#### [INSTRUCTIONS FOR THE TASK]
Reproduce this listing in full.

(Stored items)
>>>

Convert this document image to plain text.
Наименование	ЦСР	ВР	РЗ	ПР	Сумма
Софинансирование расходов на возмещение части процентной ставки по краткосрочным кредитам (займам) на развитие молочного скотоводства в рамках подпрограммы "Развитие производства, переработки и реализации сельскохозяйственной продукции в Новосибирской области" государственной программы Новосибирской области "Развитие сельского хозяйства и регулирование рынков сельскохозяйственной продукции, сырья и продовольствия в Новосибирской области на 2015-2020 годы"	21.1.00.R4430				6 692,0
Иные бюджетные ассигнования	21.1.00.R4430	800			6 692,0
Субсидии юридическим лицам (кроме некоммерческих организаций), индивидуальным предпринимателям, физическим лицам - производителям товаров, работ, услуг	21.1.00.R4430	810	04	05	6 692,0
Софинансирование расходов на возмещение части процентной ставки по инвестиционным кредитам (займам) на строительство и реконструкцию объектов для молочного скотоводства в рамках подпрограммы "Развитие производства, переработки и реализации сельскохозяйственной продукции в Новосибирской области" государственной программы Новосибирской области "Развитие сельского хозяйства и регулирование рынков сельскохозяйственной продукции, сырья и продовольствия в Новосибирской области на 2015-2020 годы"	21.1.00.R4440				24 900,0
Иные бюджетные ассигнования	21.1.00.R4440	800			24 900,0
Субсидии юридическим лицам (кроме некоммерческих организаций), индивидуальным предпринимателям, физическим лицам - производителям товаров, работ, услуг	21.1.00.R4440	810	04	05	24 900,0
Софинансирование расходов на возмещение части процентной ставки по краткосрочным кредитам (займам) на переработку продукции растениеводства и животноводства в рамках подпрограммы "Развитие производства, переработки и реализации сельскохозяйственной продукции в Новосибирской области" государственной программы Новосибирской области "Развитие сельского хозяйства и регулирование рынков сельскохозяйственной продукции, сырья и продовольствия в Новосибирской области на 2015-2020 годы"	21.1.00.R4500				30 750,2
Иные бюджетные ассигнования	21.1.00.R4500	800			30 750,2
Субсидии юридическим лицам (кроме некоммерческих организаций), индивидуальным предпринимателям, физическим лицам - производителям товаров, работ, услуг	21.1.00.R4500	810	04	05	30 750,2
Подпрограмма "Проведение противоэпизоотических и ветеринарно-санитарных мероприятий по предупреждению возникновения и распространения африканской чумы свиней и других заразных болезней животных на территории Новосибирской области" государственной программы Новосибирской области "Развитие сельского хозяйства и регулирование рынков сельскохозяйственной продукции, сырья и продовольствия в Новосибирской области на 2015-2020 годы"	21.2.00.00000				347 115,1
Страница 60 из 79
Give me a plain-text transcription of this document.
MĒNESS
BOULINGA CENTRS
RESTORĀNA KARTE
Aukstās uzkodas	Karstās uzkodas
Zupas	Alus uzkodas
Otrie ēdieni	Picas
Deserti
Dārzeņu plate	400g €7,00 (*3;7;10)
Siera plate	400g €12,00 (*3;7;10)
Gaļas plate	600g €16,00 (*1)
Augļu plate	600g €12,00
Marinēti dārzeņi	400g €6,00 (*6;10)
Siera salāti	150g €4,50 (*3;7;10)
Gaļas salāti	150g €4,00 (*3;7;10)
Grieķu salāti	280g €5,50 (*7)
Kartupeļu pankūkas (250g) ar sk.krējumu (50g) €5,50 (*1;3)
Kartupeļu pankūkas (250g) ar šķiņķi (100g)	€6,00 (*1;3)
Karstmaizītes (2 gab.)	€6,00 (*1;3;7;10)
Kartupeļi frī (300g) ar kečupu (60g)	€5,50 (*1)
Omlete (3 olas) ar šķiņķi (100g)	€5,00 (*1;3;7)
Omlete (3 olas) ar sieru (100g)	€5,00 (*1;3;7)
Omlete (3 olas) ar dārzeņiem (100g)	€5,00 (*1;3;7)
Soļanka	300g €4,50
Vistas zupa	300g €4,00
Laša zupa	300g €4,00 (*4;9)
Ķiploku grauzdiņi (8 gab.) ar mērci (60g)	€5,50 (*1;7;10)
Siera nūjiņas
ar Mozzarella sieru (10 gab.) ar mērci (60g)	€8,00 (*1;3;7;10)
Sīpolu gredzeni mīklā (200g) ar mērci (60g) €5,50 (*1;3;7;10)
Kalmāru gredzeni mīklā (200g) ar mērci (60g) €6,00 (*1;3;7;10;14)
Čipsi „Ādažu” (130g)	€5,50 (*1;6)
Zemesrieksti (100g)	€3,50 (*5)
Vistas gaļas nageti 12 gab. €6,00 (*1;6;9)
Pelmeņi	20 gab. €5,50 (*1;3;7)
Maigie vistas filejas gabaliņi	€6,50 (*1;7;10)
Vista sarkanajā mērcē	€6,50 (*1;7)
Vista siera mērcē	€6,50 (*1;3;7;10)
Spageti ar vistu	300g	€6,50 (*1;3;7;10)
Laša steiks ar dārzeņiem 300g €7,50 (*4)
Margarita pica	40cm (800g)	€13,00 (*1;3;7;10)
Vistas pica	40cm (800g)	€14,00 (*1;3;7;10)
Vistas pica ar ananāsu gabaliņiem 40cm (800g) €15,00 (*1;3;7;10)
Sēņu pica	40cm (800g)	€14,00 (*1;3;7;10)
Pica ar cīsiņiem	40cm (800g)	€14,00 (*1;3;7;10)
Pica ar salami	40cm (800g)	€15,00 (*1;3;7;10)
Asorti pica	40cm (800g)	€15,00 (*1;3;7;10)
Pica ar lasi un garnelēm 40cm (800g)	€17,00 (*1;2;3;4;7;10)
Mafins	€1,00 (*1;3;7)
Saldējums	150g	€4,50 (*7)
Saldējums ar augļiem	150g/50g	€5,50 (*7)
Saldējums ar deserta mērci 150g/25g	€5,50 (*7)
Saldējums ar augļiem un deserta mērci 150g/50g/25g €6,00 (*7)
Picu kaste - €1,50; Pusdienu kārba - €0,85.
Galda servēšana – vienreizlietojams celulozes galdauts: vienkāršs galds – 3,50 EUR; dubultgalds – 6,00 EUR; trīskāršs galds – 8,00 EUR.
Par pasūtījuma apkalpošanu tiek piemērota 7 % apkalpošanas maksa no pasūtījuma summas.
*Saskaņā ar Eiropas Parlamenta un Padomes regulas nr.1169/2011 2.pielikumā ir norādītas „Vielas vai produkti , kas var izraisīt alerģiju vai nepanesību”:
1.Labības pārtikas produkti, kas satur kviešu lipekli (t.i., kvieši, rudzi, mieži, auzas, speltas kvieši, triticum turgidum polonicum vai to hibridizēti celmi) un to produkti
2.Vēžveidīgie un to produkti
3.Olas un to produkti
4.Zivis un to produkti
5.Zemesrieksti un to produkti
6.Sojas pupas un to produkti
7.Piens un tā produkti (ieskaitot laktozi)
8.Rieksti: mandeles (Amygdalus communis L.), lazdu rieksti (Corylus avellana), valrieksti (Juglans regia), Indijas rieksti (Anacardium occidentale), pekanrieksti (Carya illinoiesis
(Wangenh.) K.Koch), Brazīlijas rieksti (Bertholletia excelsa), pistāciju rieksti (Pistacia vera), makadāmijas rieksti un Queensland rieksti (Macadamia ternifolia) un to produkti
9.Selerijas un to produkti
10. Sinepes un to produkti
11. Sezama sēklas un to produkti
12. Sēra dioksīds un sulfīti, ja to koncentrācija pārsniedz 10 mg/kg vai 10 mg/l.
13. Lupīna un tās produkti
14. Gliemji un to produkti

<<<

#### [FINAL RESULT]
Convert this document image to plain text.
Наименование	ЦСР	ВР	РЗ	ПР	Сумма
Софинансирование расходов на возмещение части процентной ставки по краткосрочным кредитам (займам) на развитие молочного скотоводства в рамках подпрограммы "Развитие производства, переработки и реализации сельскохозяйственной продукции в Новосибирской области" государственной программы Новосибирской области "Развитие сельского хозяйства и регулирование рынков сельскохозяйственной продукции, сырья и продовольствия в Новосибирской области на 2015-2020 годы"	21.1.00.R4430				6 692,0
Иные бюджетные ассигнования	21.1.00.R4430	800			6 692,0
Субсидии юридическим лицам (кроме некоммерческих организаций), индивидуальным предпринимателям, физическим лицам - производителям товаров, работ, услуг	21.1.00.R4430	810	04	05	6 692,0
Софинансирование расходов на возмещение части процентной ставки по инвестиционным кредитам (займам) на строительство и реконструкцию объектов для молочного скотоводства в рамках подпрограммы "Развитие производства, переработки и реализации сельскохозяйственной продукции в Новосибирской области" государственной программы Новосибирской области "Развитие сельского хозяйства и регулирование рынков сельскохозяйственной продукции, сырья и продовольствия в Новосибирской области на 2015-2020 годы"	21.1.00.R4440				24 900,0
Иные бюджетные ассигнования	21.1.00.R4440	800			24 900,0
Субсидии юридическим лицам (кроме некоммерческих организаций), индивидуальным предпринимателям, физическим лицам - производителям товаров, работ, услуг	21.1.00.R4440	810	04	05	24 900,0
Софинансирование расходов на возмещение части процентной ставки по краткосрочным кредитам (займам) на переработку продукции растениеводства и животноводства в рамках подпрограммы "Развитие производства, переработки и реализации сельскохозяйственной продукции в Новосибирской области" государственной программы Новосибирской области "Развитие сельского хозяйства и регулирование рынков сельскохозяйственной продукции, сырья и продовольствия в Новосибирской области на 2015-2020 годы"	21.1.00.R4500				30 750,2
Иные бюджетные ассигнования	21.1.00.R4500	800			30 750,2
Субсидии юридическим лицам (кроме некоммерческих организаций), индивидуальным предпринимателям, физическим лицам - производителям товаров, работ, услуг	21.1.00.R4500	810	04	05	30 750,2
Подпрограмма "Проведение противоэпизоотических и ветеринарно-санитарных мероприятий по предупреждению возникновения и распространения африканской чумы свиней и других заразных болезней животных на территории Новосибирской области" государственной программы Новосибирской области "Развитие сельского хозяйства и регулирование рынков сельскохозяйственной продукции, сырья и продовольствия в Новосибирской области на 2015-2020 годы"	21.2.00.00000				347 115,1
Страница 60 из 79
Give me a plain-text transcription of this document.
MĒNESS
BOULINGA CENTRS
RESTORĀNA KARTE
Aukstās uzkodas	Karstās uzkodas
Zupas	Alus uzkodas
Otrie ēdieni	Picas
Deserti
Dārzeņu plate	400g €7,00 (*3;7;10)
Siera plate	400g €12,00 (*3;7;10)
Gaļas plate	600g €16,00 (*1)
Augļu plate	600g €12,00
Marinēti dārzeņi	400g €6,00 (*6;10)
Siera salāti	150g €4,50 (*3;7;10)
Gaļas salāti	150g €4,00 (*3;7;10)
Grieķu salāti	280g €5,50 (*7)
Kartupeļu pankūkas (250g) ar sk.krējumu (50g) €5,50 (*1;3)
Kartupeļu pankūkas (250g) ar šķiņķi (100g)	€6,00 (*1;3)
Karstmaizītes (2 gab.)	€6,00 (*1;3;7;10)
Kartupeļi frī (300g) ar kečupu (60g)	€5,50 (*1)
Omlete (3 olas) ar šķiņķi (100g)	€5,00 (*1;3;7)
Omlete (3 olas) ar sieru (100g)	€5,00 (*1;3;7)
Omlete (3 olas) ar dārzeņiem (100g)	€5,00 (*1;3;7)
Soļanka	300g €4,50
Vistas zupa	300g €4,00
Laša zupa	300g €4,00 (*4;9)
Ķiploku grauzdiņi (8 gab.) ar mērci (60g)	€5,50 (*1;7;10)
Siera nūjiņas
ar Mozzarella sieru (10 gab.) ar mērci (60g)	€8,00 (*1;3;7;10)
Sīpolu gredzeni mīklā (200g) ar mērci (60g) €5,50 (*1;3;7;10)
Kalmāru gredzeni mīklā (200g) ar mērci (60g) €6,00 (*1;3;7;10;14)
Čipsi „Ādažu” (130g)	€5,50 (*1;6)
Zemesrieksti (100g)	€3,50 (*5)
Vistas gaļas nageti 12 gab. €6,00 (*1;6;9)
Pelmeņi	20 gab. €5,50 (*1;3;7)
Maigie vistas filejas gabaliņi	€6,50 (*1;7;10)
Vista sarkanajā mērcē	€6,50 (*1;7)
Vista siera mērcē	€6,50 (*1;3;7;10)
Spageti ar vistu	300g	€6,50 (*1;3;7;10)
Laša steiks ar dārzeņiem 300g €7,50 (*4)
Margarita pica	40cm (800g)	€13,00 (*1;3;7;10)
Vistas pica	40cm (800g)	€14,00 (*1;3;7;10)
Vistas pica ar ananāsu gabaliņiem 40cm (800g) €15,00 (*1;3;7;10)
Sēņu pica	40cm (800g)	€14,00 (*1;3;7;10)
Pica ar cīsiņiem	40cm (800g)	€14,00 (*1;3;7;10)
Pica ar salami	40cm (800g)	€15,00 (*1;3;7;10)
Asorti pica	40cm (800g)	€15,00 (*1;3;7;10)
Pica ar lasi un garnelēm 40cm (800g)	€17,00 (*1;2;3;4;7;10)
Mafins	€1,00 (*1;3;7)
Saldējums	150g	€4,50 (*7)
Saldējums ar augļiem	150g/50g	€5,50 (*7)
Saldējums ar deserta mērci 150g/25g	€5,50 (*7)
Saldējums ar augļiem un deserta mērci 150g/50g/25g €6,00 (*7)
Picu kaste - €1,50; Pusdienu kārba - €0,85.
Galda servēšana – vienreizlietojams celulozes galdauts: vienkāršs galds – 3,50 EUR; dubultgalds – 6,00 EUR; trīskāršs galds – 8,00 EUR.
Par pasūtījuma apkalpošanu tiek piemērota 7 % apkalpošanas maksa no pasūtījuma summas.
*Saskaņā ar Eiropas Parlamenta un Padomes regulas nr.1169/2011 2.pielikumā ir norādītas „Vielas vai produkti , kas var izraisīt alerģiju vai nepanesību”:
1.Labības pārtikas produkti, kas satur kviešu lipekli (t.i., kvieši, rudzi, mieži, auzas, speltas kvieši, triticum turgidum polonicum vai to hibridizēti celmi) un to produkti
2.Vēžveidīgie un to produkti
3.Olas un to produkti
4.Zivis un to produkti
5.Zemesrieksti un to produkti
6.Sojas pupas un to produkti
7.Piens un tā produkti (ieskaitot laktozi)
8.Rieksti: mandeles (Amygdalus communis L.), lazdu rieksti (Corylus avellana), valrieksti (Juglans regia), Indijas rieksti (Anacardium occidentale), pekanrieksti (Carya illinoiesis
(Wangenh.) K.Koch), Brazīlijas rieksti (Bertholletia excelsa), pistāciju rieksti (Pistacia vera), makadāmijas rieksti un Queensland rieksti (Macadamia ternifolia) un to produkti
9.Selerijas un to produkti
10. Sinepes un to produkti
11. Sezama sēklas un to produkti
12. Sēra dioksīds un sulfīti, ja to koncentrācija pārsniedz 10 mg/kg vai 10 mg/l.
13. Lupīna un tās produkti
14. Gliemji un to produkti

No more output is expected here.